TASK DIRECTIONS = Read the lines of the data below and retrieve those with "dåligt".

*** PROVIDED RECORDS ***

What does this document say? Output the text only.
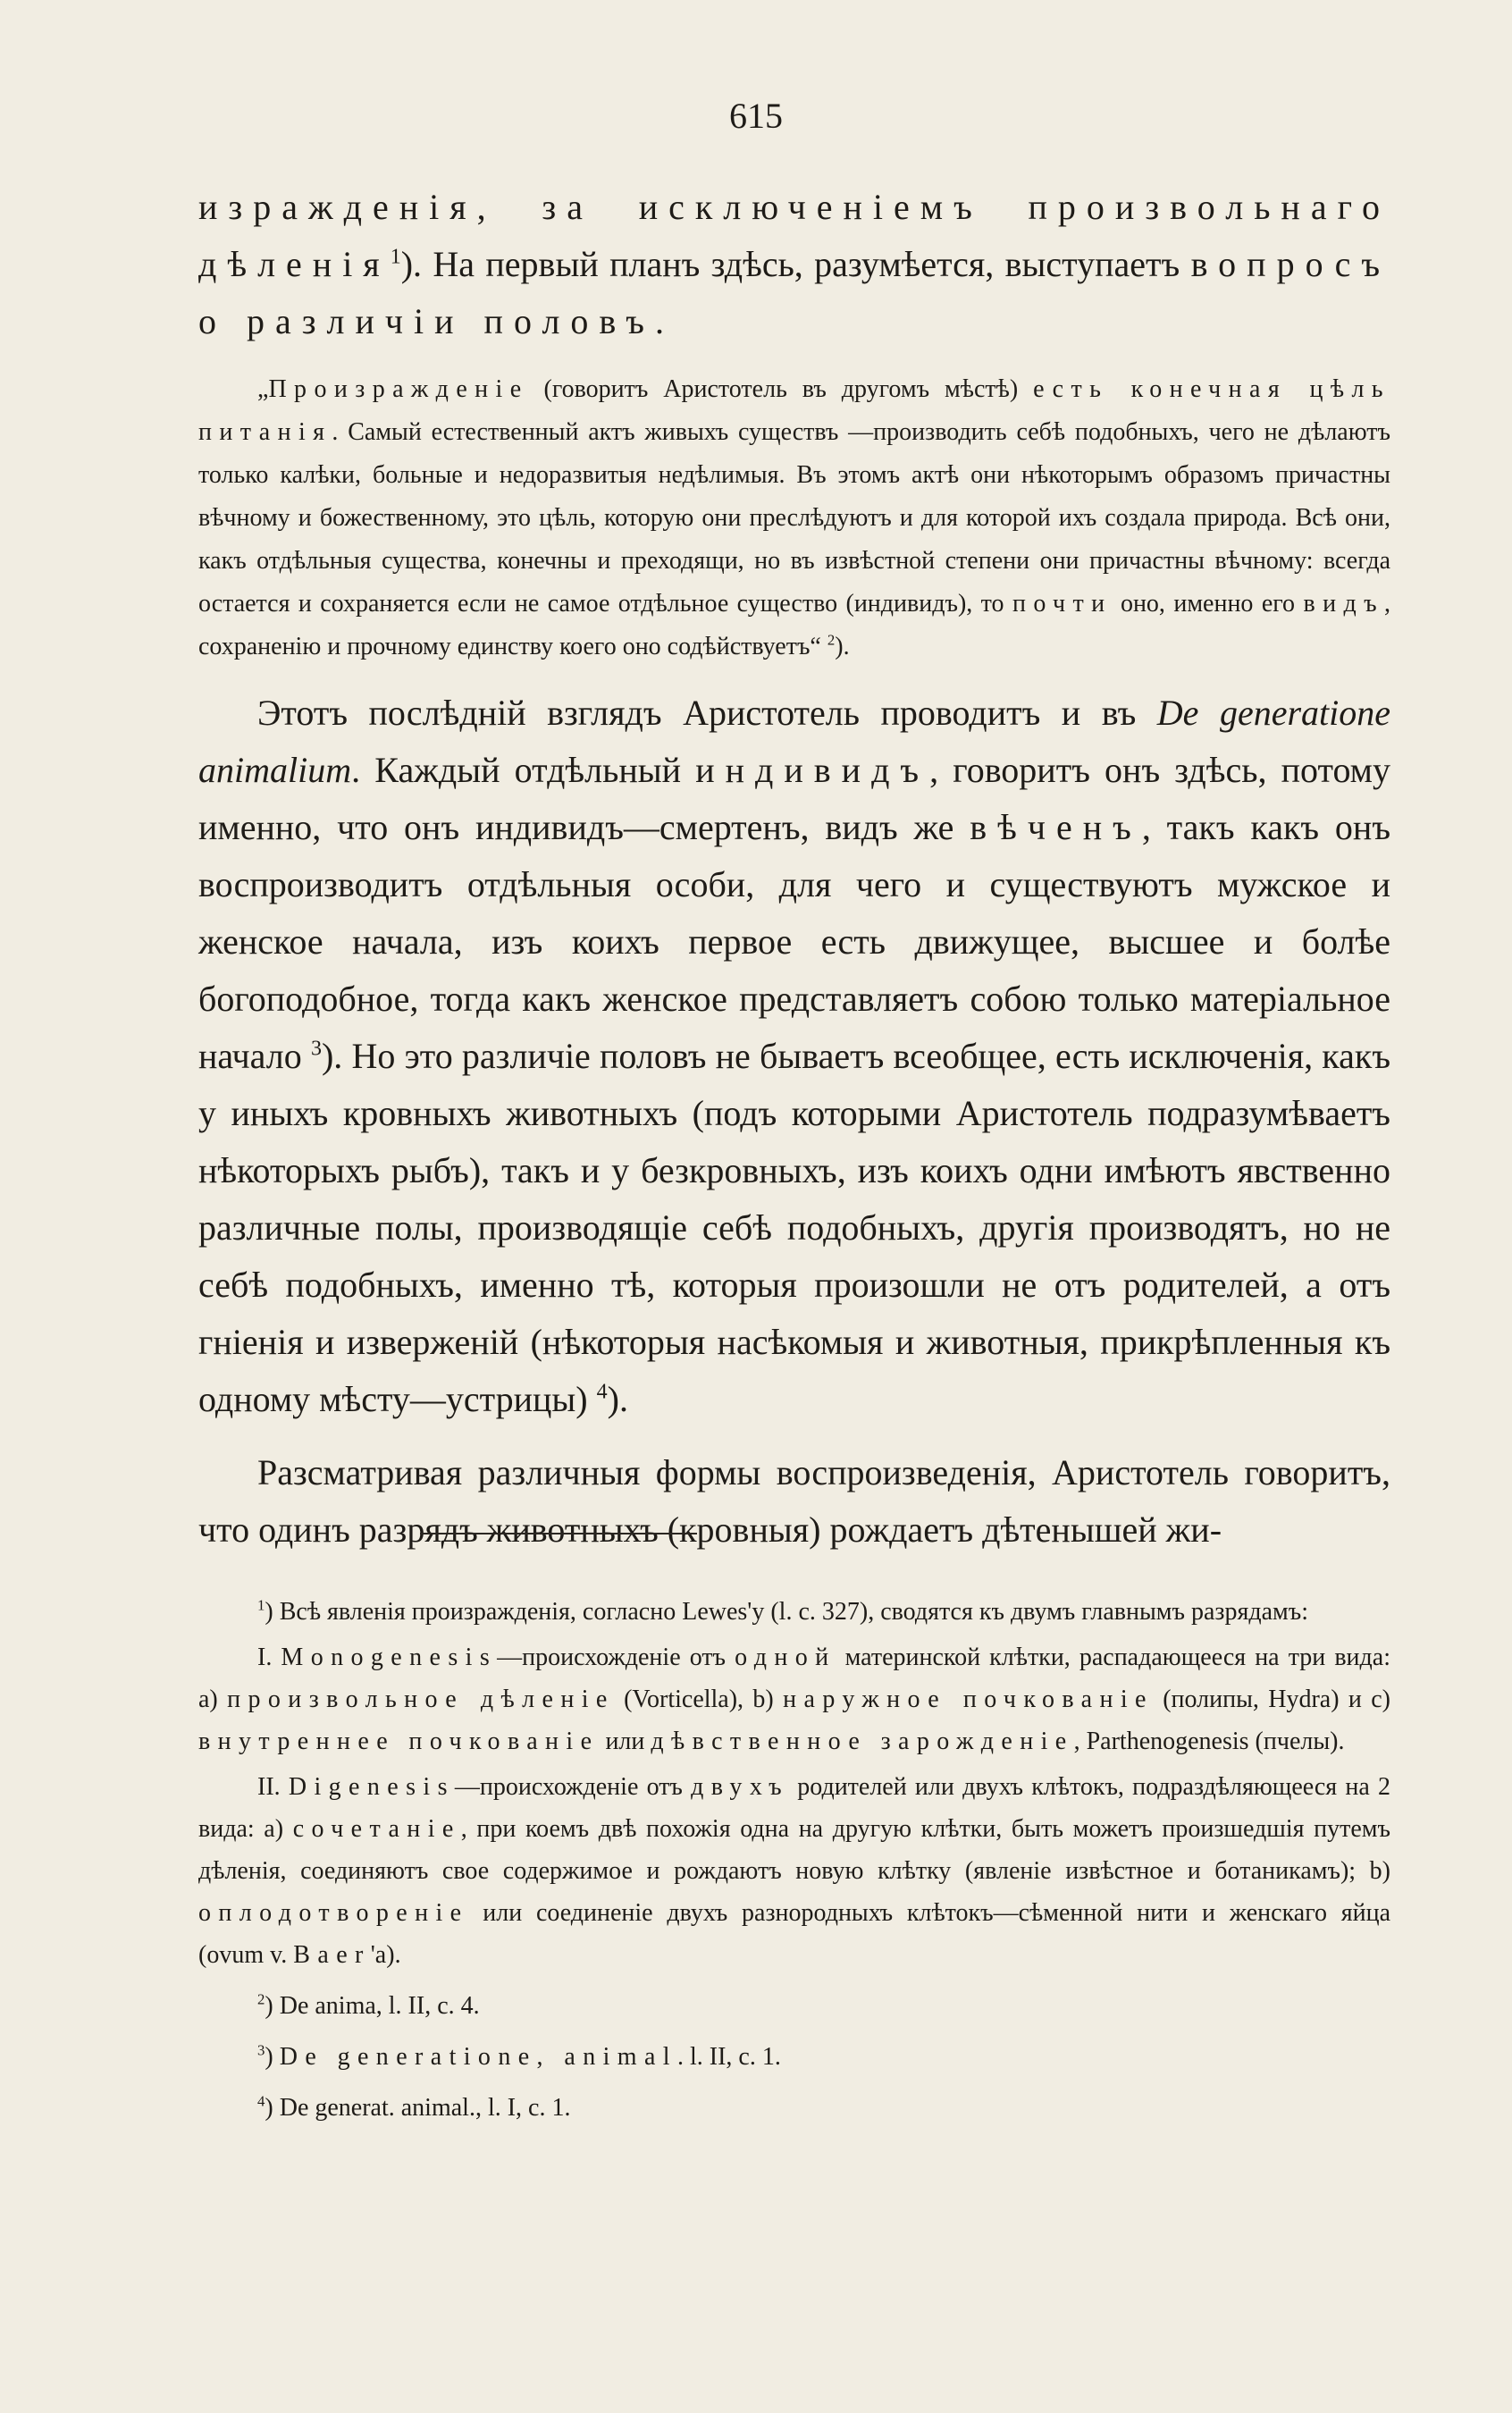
615

изражденія, за исключеніемъ произвольнаго дѣленія$^1$). На первый планъ здѣсь, разумѣется, выступаетъ вопросъ о различіи половъ.

„Произражденіе (говоритъ Аристотель въ другомъ мѣстѣ) есть конечная цѣль питанія. Самый естественный актъ живыхъ существъ —производить себѣ подобныхъ, чего не дѣлаютъ только калѣки, больные и недоразвитыя недѣлимыя. Въ этомъ актѣ они нѣкоторымъ образомъ причастны вѣчному и божественному, это цѣль, которую они преслѣдуютъ и для которой ихъ создала природа. Всѣ они, какъ отдѣльныя существа, конечны и преходящи, но въ извѣстной степени они причастны вѣчному: всегда остается и сохраняется если не самое отдѣльное существо (индивидъ), то почти оно, именно его видъ, сохраненію и прочному единству коего оно содѣйствуетъ“ $^2$).

Этотъ послѣдній взглядъ Аристотель проводитъ и въ De generatione animalium. Каждый отдѣльный индивидъ, говоритъ онъ здѣсь, потому именно, что онъ индивидъ—смертенъ, видъ же вѣченъ, такъ какъ онъ воспроизводитъ отдѣльныя особи, для чего и существуютъ мужское и женское начала, изъ коихъ первое есть движущее, высшее и болѣе богоподобное, тогда какъ женское представляетъ собою только матеріальное начало $^3$). Но это различіе половъ не бываетъ всеобщее, есть исключенія, какъ у иныхъ кровныхъ животныхъ (подъ которыми Аристотель подразумѣваетъ нѣкоторыхъ рыбъ), такъ и у безкровныхъ, изъ коихъ одни имѣютъ явственно различные полы, производящіе себѣ подобныхъ, другія производятъ, но не себѣ подобныхъ, именно тѣ, которыя произошли не отъ родителей, а отъ гніенія и изверженій (нѣкоторыя насѣкомыя и животныя, прикрѣпленныя къ одному мѣсту—устрицы) $^4$).

Разсматривая различныя формы воспроизведенія, Аристотель говоритъ, что одинъ разрядъ животныхъ (кровныя) рождаетъ дѣтенышей жи-

$^1$) Всѣ явленія произражденія, согласно Lewes'у (l. c. 327), сводятся къ двумъ главнымъ разрядамъ:

I. Monogenesis—происхожденіе отъ одной материнской клѣтки, распадающееся на три вида: a) произвольное дѣленіе (Vorticella), b) наружное почкованіе (полипы, Hydra) и c) внутреннее почкованіе или дѣвственное зарожденіе, Parthenogenesis (пчелы).

II. Digenesis—происхожденіе отъ двухъ родителей или двухъ клѣтокъ, подраздѣляющееся на 2 вида: a) сочетаніе, при коемъ двѣ похожія одна на другую клѣтки, быть можетъ произшедшія путемъ дѣленія, соединяютъ свое содержимое и рождаютъ новую клѣтку (явленіе извѣстное и ботаникамъ); b) оплодотвореніе или соединеніе двухъ разнородныхъ клѣтокъ—сѣменной нити и женскаго яйца (ovum v. Baer'a).

$^2$) De anima, l. II, c. 4.

$^3$) De generatione, animal. l. II, c. 1.

$^4$) De generat. animal., l. I, c. 1.
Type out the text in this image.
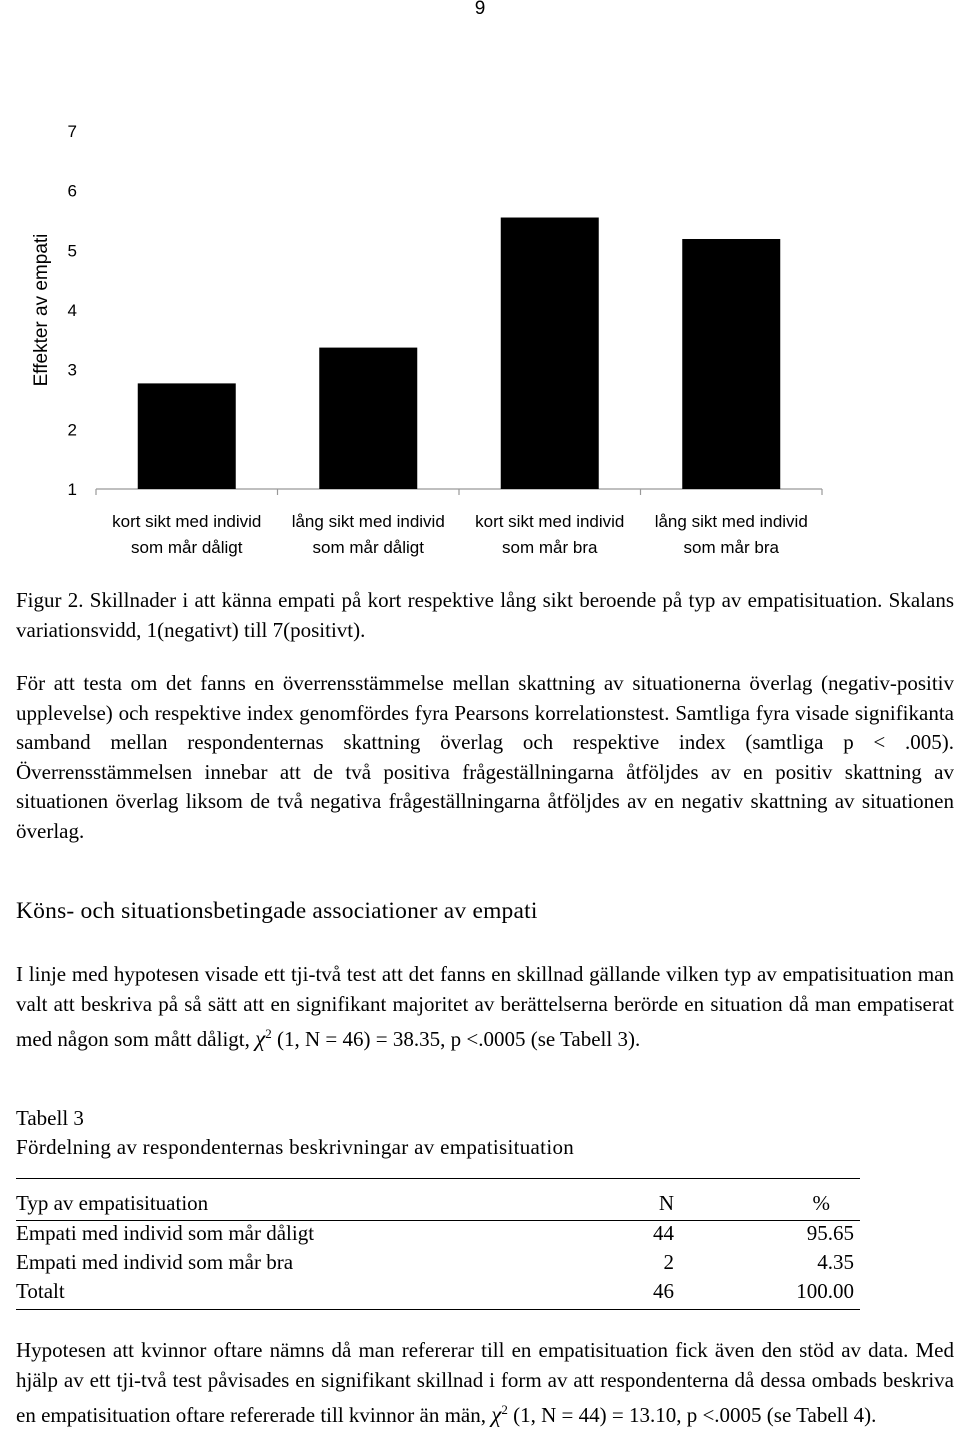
9
1
2
3
4
5
6
7
Effekter av empati
kort sikt med individ
som mår dåligt
lång sikt med individ
som mår dåligt
kort sikt med individ
som mår bra
lång sikt med individ
som mår bra

Figur 2. Skillnader i att känna empati på kort respektive lång sikt beroende på typ av empatisituation. Skalans variationsvidd, 1(negativt) till 7(positivt).

För att testa om det fanns en överrensstämmelse mellan skattning av situationerna överlag (negativ-positiv upplevelse) och respektive index genomfördes fyra Pearsons korrelationstest. Samtliga fyra visade signifikanta samband mellan respondenternas skattning överlag och respektive index (samtliga p < .005). Överrensstämmelsen innebar att de två positiva frågeställningarna åtföljdes av en positiv skattning av situationen överlag liksom de två negativa frågeställningarna åtföljdes av en negativ skattning av situationen överlag.

Köns- och situationsbetingade associationer av empati

I linje med hypotesen visade ett tji-två test att det fanns en skillnad gällande vilken typ av empatisituation man valt att beskriva på så sätt att en signifikant majoritet av berättelserna berörde en situation då man empatiserat med någon som mått dåligt, $\chi^2$ (1, N = 46) = 38.35, p <.0005 (se Tabell 3).

Tabell 3

Fördelning av respondenternas beskrivningar av empatisituation

Typ av empatisituation	N	%
Empati med individ som mår dåligt	44	95.65
Empati med individ som mår bra	2	4.35
Totalt	46	100.00

Hypotesen att kvinnor oftare nämns då man refererar till en empatisituation fick även den stöd av data. Med hjälp av ett tji-två test påvisades en signifikant skillnad i form av att respondenterna då dessa ombads beskriva en empatisituation oftare refererade till kvinnor än män, $\chi^2$ (1, N = 44) = 13.10, p <.0005 (se Tabell 4).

***

RESPONSE AREA =
som mår dåligt
som mår dåligt
I linje med hypotesen visade ett tji-två test att det fanns en skillnad gällande vilken typ av empatisituation man valt att beskriva på så sätt att en signifikant majoritet av berättelserna berörde en situation då man empatiserat med någon som mått dåligt, $\chi^2$ (1, N = 46) = 38.35, p <.0005 (se Tabell 3).
Empati med individ som mår dåligt	44	95.65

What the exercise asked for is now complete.